(WRITTEN PROBLEM): Every entry below must appear again, exactly as written.

Data entries for graphics
%%

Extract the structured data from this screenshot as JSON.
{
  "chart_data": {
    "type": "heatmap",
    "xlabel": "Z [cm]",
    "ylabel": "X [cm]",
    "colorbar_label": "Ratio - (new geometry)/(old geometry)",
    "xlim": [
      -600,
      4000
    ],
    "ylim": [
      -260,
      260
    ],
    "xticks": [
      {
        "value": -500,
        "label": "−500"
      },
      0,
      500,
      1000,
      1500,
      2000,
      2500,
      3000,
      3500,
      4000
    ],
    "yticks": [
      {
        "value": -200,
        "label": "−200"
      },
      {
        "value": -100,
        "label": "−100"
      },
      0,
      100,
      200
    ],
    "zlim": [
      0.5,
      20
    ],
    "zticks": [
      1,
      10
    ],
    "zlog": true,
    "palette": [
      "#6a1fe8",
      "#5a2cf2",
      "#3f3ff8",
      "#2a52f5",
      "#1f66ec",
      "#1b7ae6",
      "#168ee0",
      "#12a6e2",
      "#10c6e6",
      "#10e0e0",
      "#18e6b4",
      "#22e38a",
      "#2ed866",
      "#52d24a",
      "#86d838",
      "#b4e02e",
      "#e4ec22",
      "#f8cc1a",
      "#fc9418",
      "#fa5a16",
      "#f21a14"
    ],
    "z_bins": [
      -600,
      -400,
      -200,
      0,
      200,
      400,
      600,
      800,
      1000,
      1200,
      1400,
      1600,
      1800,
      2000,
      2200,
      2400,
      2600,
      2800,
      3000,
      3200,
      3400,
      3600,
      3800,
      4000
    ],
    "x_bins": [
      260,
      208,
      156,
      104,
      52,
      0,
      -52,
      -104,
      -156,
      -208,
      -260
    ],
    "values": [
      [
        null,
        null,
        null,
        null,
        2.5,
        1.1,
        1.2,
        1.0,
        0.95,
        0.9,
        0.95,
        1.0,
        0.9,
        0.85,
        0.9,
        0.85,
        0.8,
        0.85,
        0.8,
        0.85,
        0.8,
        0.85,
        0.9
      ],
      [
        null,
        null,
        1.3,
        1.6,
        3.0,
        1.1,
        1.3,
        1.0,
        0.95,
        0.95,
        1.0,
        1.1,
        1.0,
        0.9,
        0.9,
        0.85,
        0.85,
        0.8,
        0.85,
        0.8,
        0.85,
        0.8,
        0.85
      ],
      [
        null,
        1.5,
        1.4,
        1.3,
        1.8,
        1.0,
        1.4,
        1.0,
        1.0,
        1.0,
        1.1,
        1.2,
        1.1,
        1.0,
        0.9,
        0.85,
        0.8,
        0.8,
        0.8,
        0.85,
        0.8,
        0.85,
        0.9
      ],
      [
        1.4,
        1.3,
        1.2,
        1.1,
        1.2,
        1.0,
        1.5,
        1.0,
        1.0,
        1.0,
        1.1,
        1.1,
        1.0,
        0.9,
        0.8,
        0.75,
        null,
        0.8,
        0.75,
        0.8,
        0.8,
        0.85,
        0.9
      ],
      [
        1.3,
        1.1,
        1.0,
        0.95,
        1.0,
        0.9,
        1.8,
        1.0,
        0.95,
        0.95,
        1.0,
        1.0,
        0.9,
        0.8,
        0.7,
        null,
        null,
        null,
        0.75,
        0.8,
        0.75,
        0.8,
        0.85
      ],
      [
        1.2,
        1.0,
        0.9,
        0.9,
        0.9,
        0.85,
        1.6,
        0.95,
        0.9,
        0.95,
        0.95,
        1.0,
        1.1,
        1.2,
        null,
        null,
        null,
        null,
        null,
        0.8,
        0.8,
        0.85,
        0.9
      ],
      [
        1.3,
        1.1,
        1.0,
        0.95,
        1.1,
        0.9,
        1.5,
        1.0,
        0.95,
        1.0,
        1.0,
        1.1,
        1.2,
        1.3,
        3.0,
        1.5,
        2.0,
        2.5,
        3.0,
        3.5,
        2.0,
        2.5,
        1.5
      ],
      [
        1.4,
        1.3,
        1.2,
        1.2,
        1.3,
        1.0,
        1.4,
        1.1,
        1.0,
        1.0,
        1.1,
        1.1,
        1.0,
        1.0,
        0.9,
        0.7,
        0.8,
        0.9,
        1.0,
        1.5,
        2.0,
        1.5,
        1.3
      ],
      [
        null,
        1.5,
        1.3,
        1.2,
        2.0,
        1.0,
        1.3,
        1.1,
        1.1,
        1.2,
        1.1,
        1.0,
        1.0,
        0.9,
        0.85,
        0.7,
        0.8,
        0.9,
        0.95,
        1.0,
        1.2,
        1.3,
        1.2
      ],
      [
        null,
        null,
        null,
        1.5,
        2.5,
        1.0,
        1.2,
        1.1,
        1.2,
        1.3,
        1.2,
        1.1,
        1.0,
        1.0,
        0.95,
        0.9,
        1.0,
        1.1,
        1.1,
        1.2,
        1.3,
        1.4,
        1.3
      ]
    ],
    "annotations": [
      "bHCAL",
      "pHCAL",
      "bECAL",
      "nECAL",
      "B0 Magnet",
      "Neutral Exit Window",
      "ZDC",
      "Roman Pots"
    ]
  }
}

%%

(REPLY):
Extract the structured data from this screenshot as JSON.
{
  "chart_data": {
    "type": "heatmap",
    "xlabel": "Z [cm]",
    "ylabel": "X [cm]",
    "colorbar_label": "Ratio - (new geometry)/(old geometry)",
    "xlim": [
      -600,
      4000
    ],
    "ylim": [
      -260,
      260
    ],
    "xticks": [
      {
        "value": -500,
        "label": "−500"
      },
      0,
      500,
      1000,
      1500,
      2000,
      2500,
      3000,
      3500,
      4000
    ],
    "yticks": [
      {
        "value": -200,
        "label": "−200"
      },
      {
        "value": -100,
        "label": "−100"
      },
      0,
      100,
      200
    ],
    "zlim": [
      0.5,
      20
    ],
    "zticks": [
      1,
      10
    ],
    "zlog": true,
    "palette": [
      "#6a1fe8",
      "#5a2cf2",
      "#3f3ff8",
      "#2a52f5",
      "#1f66ec",
      "#1b7ae6",
      "#168ee0",
      "#12a6e2",
      "#10c6e6",
      "#10e0e0",
      "#18e6b4",
      "#22e38a",
      "#2ed866",
      "#52d24a",
      "#86d838",
      "#b4e02e",
      "#e4ec22",
      "#f8cc1a",
      "#fc9418",
      "#fa5a16",
      "#f21a14"
    ],
    "z_bins": [
      -600,
      -400,
      -200,
      0,
      200,
      400,
      600,
      800,
      1000,
      1200,
      1400,
      1600,
      1800,
      2000,
      2200,
      2400,
      2600,
      2800,
      3000,
      3200,
      3400,
      3600,
      3800,
      4000
    ],
    "x_bins": [
      260,
      208,
      156,
      104,
      52,
      0,
      -52,
      -104,
      -156,
      -208,
      -260
    ],
    "values": [
      [
        null,
        null,
        null,
        null,
        2.5,
        1.1,
        1.2,
        1.0,
        0.95,
        0.9,
        0.95,
        1.0,
        0.9,
        0.85,
        0.9,
        0.85,
        0.8,
        0.85,
        0.8,
        0.85,
        0.8,
        0.85,
        0.9
      ],
      [
        null,
        null,
        1.3,
        1.6,
        3.0,
        1.1,
        1.3,
        1.0,
        0.95,
        0.95,
        1.0,
        1.1,
        1.0,
        0.9,
        0.9,
        0.85,
        0.85,
        0.8,
        0.85,
        0.8,
        0.85,
        0.8,
        0.85
      ],
      [
        null,
        1.5,
        1.4,
        1.3,
        1.8,
        1.0,
        1.4,
        1.0,
        1.0,
        1.0,
        1.1,
        1.2,
        1.1,
        1.0,
        0.9,
        0.85,
        0.8,
        0.8,
        0.8,
        0.85,
        0.8,
        0.85,
        0.9
      ],
      [
        1.4,
        1.3,
        1.2,
        1.1,
        1.2,
        1.0,
        1.5,
        1.0,
        1.0,
        1.0,
        1.1,
        1.1,
        1.0,
        0.9,
        0.8,
        0.75,
        null,
        0.8,
        0.75,
        0.8,
        0.8,
        0.85,
        0.9
      ],
      [
        1.3,
        1.1,
        1.0,
        0.95,
        1.0,
        0.9,
        1.8,
        1.0,
        0.95,
        0.95,
        1.0,
        1.0,
        0.9,
        0.8,
        0.7,
        null,
        null,
        null,
        0.75,
        0.8,
        0.75,
        0.8,
        0.85
      ],
      [
        1.2,
        1.0,
        0.9,
        0.9,
        0.9,
        0.85,
        1.6,
        0.95,
        0.9,
        0.95,
        0.95,
        1.0,
        1.1,
        1.2,
        null,
        null,
        null,
        null,
        null,
        0.8,
        0.8,
        0.85,
        0.9
      ],
      [
        1.3,
        1.1,
        1.0,
        0.95,
        1.1,
        0.9,
        1.5,
        1.0,
        0.95,
        1.0,
        1.0,
        1.1,
        1.2,
        1.3,
        3.0,
        1.5,
        2.0,
        2.5,
        3.0,
        3.5,
        2.0,
        2.5,
        1.5
      ],
      [
        1.4,
        1.3,
        1.2,
        1.2,
        1.3,
        1.0,
        1.4,
        1.1,
        1.0,
        1.0,
        1.1,
        1.1,
        1.0,
        1.0,
        0.9,
        0.7,
        0.8,
        0.9,
        1.0,
        1.5,
        2.0,
        1.5,
        1.3
      ],
      [
        null,
        1.5,
        1.3,
        1.2,
        2.0,
        1.0,
        1.3,
        1.1,
        1.1,
        1.2,
        1.1,
        1.0,
        1.0,
        0.9,
        0.85,
        0.7,
        0.8,
        0.9,
        0.95,
        1.0,
        1.2,
        1.3,
        1.2
      ],
      [
        null,
        null,
        null,
        1.5,
        2.5,
        1.0,
        1.2,
        1.1,
        1.2,
        1.3,
        1.2,
        1.1,
        1.0,
        1.0,
        0.95,
        0.9,
        1.0,
        1.1,
        1.1,
        1.2,
        1.3,
        1.4,
        1.3
      ]
    ],
    "annotations": [
      "bHCAL",
      "pHCAL",
      "bECAL",
      "nECAL",
      "B0 Magnet",
      "Neutral Exit Window",
      "ZDC",
      "Roman Pots"
    ]
  }
}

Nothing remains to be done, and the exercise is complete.